(Records about charts and figures)
══════════

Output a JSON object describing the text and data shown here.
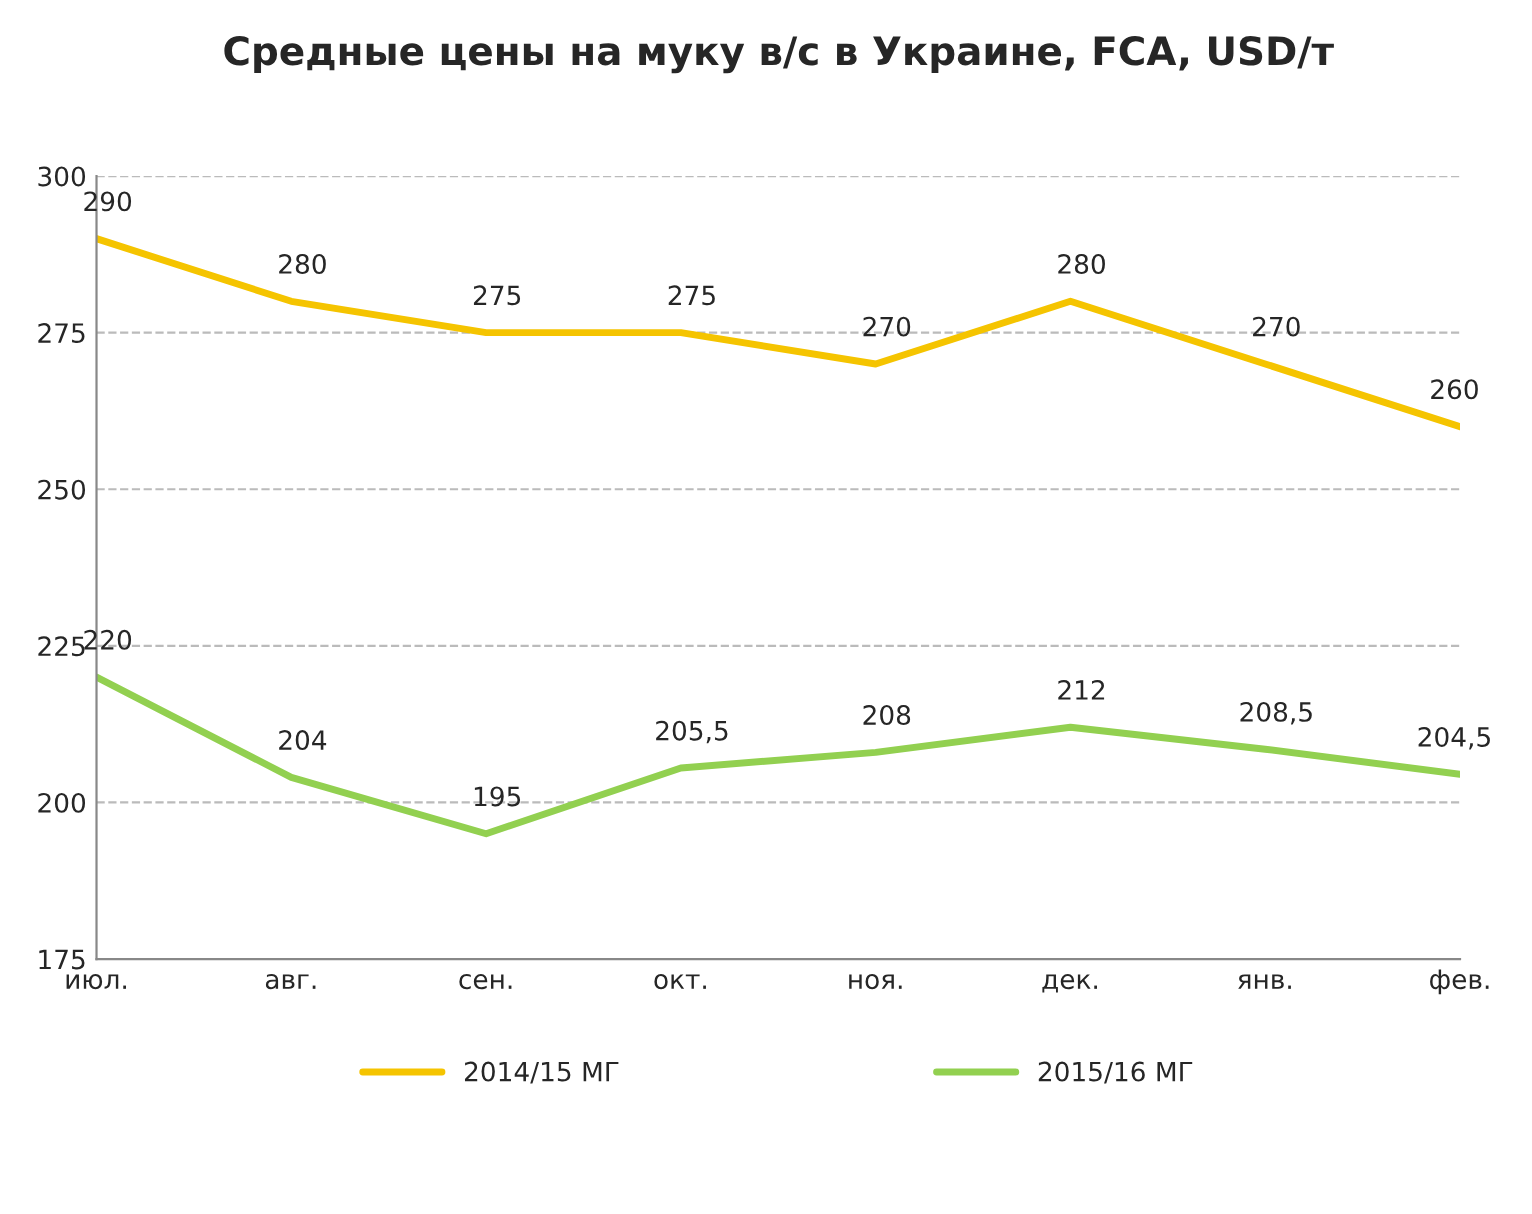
{
  "chart_data": {
    "type": "line",
    "title": "Средные цены на муку в/с в Украине, FCA, USD/т",
    "categories": [
      "июл.",
      "авг.",
      "сен.",
      "окт.",
      "ноя.",
      "дек.",
      "янв.",
      "фев."
    ],
    "series": [
      {
        "name": "2014/15 МГ",
        "color": "#f5c400",
        "values": [
          290,
          280,
          275,
          275,
          270,
          280,
          270,
          260
        ],
        "value_labels": [
          "290",
          "280",
          "275",
          "275",
          "270",
          "280",
          "270",
          "260"
        ]
      },
      {
        "name": "2015/16 МГ",
        "color": "#92d050",
        "values": [
          220,
          204,
          195,
          205.5,
          208,
          212,
          208.5,
          204.5
        ],
        "value_labels": [
          "220",
          "204",
          "195",
          "205,5",
          "208",
          "212",
          "208,5",
          "204,5"
        ]
      }
    ],
    "ylim": [
      175,
      300
    ],
    "yticks": [
      175,
      200,
      225,
      250,
      275,
      300
    ],
    "grid": "y",
    "legend": "bottom",
    "marker": "none",
    "line_style": "solid"
  }
}
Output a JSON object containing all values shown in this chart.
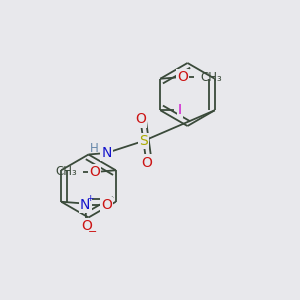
{
  "bg_color": "#e8e8ec",
  "bond_color": "#3a4a3a",
  "bond_width": 1.3,
  "dbo": 0.018,
  "colors": {
    "C": "#3a4a3a",
    "N": "#1414cc",
    "O": "#cc1414",
    "S": "#aaaa00",
    "I": "#cc00cc",
    "H": "#6688aa"
  },
  "fs": 10,
  "fss": 8.5
}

══════════

* _Aim of the exercise_:
Report only the count of lines that include the string "Output".

* _Complete answer_:
2